◆ Instructions for the task
Write out each line in which the string "create" is present.

Extracted data entries

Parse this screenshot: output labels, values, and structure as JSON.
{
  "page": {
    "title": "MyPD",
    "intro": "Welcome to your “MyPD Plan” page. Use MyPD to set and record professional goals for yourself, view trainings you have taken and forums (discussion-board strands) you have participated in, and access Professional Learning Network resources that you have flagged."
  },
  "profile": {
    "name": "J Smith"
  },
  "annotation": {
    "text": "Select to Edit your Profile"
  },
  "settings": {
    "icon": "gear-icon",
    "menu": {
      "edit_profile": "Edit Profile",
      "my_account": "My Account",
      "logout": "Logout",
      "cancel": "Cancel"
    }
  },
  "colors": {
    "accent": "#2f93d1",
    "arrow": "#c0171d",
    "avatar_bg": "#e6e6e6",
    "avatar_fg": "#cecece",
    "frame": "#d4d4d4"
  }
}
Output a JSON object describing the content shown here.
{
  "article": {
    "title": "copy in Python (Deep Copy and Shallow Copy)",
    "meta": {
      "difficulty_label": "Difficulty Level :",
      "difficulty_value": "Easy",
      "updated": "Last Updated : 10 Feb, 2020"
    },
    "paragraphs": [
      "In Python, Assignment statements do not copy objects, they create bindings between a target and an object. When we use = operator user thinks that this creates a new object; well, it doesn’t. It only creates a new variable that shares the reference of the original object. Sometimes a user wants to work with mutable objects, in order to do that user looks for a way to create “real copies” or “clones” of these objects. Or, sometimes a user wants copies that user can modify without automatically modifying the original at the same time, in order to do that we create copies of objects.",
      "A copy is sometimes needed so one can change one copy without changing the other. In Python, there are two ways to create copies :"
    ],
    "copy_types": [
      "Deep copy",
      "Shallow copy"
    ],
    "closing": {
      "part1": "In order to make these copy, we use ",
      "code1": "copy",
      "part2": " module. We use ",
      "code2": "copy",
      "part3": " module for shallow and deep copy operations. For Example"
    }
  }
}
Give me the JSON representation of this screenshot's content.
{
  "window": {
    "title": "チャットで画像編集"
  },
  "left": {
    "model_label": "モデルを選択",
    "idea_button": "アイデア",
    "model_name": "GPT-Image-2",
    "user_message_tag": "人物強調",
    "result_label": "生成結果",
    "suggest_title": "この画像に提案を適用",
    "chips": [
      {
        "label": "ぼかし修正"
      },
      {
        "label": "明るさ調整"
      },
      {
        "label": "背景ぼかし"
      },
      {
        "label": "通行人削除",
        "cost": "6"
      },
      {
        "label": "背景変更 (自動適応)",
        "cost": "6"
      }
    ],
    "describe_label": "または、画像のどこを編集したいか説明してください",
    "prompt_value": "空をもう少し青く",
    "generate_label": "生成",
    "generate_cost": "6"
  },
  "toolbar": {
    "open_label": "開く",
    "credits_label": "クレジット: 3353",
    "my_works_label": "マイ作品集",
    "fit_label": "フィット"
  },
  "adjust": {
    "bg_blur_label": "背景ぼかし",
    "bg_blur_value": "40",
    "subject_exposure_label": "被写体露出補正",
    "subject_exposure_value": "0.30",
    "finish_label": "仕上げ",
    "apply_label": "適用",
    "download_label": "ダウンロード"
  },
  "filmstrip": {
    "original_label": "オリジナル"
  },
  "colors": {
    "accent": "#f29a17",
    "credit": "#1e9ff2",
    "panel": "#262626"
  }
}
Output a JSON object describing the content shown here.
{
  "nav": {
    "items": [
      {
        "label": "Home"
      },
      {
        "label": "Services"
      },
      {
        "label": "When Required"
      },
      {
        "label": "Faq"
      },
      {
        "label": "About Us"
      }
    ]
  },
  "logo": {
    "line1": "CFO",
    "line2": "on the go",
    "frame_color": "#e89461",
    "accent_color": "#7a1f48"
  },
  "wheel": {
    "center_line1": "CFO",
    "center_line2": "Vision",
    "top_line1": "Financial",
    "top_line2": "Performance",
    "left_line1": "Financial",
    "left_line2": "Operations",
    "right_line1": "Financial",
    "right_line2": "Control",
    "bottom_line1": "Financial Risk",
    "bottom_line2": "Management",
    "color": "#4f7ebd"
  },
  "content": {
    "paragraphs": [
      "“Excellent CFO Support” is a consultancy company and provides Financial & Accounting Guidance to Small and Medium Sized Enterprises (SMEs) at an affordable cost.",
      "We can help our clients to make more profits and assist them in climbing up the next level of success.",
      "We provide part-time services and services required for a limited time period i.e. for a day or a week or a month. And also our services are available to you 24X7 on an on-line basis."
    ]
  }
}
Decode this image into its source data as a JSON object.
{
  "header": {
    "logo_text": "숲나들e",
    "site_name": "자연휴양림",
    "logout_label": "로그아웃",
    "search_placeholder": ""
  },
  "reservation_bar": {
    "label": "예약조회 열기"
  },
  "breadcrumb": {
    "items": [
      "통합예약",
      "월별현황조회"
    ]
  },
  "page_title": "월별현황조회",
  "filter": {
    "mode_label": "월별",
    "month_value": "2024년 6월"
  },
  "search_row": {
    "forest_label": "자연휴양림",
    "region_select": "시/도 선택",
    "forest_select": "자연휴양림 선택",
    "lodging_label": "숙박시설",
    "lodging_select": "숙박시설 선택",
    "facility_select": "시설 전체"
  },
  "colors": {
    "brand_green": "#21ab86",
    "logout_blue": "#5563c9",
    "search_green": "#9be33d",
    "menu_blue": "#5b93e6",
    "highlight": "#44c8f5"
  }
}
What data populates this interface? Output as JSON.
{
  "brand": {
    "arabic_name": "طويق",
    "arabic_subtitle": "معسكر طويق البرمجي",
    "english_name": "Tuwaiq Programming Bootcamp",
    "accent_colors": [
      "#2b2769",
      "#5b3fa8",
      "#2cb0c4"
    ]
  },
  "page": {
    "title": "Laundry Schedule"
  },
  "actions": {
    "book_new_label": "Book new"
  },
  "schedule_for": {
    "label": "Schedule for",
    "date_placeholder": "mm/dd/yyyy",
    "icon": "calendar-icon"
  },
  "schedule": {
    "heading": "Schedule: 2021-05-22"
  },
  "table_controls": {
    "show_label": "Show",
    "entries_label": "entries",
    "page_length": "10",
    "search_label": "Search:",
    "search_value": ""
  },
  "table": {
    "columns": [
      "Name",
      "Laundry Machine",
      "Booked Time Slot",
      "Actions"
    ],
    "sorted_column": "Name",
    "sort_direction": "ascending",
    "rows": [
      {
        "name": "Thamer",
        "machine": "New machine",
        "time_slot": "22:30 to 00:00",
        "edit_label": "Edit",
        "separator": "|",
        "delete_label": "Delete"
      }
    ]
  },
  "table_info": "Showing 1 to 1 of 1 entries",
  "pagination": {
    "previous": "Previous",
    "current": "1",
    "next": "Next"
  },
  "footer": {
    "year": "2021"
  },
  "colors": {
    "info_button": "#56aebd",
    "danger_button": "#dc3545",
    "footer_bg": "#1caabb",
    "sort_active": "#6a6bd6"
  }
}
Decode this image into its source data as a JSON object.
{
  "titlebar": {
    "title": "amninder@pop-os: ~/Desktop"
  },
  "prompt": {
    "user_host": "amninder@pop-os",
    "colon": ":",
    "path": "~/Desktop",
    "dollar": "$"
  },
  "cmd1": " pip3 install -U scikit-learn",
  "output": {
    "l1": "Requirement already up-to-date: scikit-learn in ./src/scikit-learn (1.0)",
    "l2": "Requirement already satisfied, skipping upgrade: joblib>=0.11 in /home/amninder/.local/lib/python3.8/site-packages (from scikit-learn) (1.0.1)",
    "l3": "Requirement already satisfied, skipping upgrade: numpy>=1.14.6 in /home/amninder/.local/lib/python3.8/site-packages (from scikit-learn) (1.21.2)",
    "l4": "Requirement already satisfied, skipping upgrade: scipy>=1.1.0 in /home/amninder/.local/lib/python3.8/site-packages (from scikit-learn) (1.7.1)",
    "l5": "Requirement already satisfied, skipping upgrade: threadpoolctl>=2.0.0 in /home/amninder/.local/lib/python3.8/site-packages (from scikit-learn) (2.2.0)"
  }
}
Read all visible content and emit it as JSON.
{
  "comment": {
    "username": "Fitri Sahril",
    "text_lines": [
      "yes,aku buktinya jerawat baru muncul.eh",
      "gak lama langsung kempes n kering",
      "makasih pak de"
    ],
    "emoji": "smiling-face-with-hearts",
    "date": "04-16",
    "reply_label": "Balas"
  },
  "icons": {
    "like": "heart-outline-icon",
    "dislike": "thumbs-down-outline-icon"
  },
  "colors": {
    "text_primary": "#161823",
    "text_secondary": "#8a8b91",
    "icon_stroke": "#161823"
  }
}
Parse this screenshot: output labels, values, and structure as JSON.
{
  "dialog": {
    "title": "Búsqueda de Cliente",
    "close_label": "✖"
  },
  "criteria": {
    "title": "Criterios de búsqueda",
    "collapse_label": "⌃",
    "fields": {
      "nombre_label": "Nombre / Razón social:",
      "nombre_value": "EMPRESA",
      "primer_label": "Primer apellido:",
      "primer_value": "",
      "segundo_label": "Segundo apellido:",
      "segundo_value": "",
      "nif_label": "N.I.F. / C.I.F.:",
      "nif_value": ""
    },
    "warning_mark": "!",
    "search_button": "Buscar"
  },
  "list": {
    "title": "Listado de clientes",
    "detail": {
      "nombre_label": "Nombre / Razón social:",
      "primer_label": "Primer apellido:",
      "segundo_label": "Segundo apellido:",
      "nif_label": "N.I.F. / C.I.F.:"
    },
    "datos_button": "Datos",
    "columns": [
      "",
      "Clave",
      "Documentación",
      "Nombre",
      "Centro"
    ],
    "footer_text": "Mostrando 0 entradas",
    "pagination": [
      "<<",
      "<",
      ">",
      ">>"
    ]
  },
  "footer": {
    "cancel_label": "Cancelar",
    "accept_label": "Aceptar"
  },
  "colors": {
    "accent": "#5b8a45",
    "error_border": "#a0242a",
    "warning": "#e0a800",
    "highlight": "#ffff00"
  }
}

◆ Solution for this problem
      "In Python, Assignment statements do not copy objects, they create bindings between a target and an object. When we use = operator user thinks that this creates a new object; well, it doesn’t. It only creates a new variable that shares the reference of the original object. Sometimes a user wants to work with mutable objects, in order to do that user looks for a way to create “real copies” or “clones” of these objects. Or, sometimes a user wants copies that user can modify without automatically modifying the original at the same time, in order to do that we create copies of objects.",
      "A copy is sometimes needed so one can change one copy without changing the other. In Python, there are two ways to create copies :"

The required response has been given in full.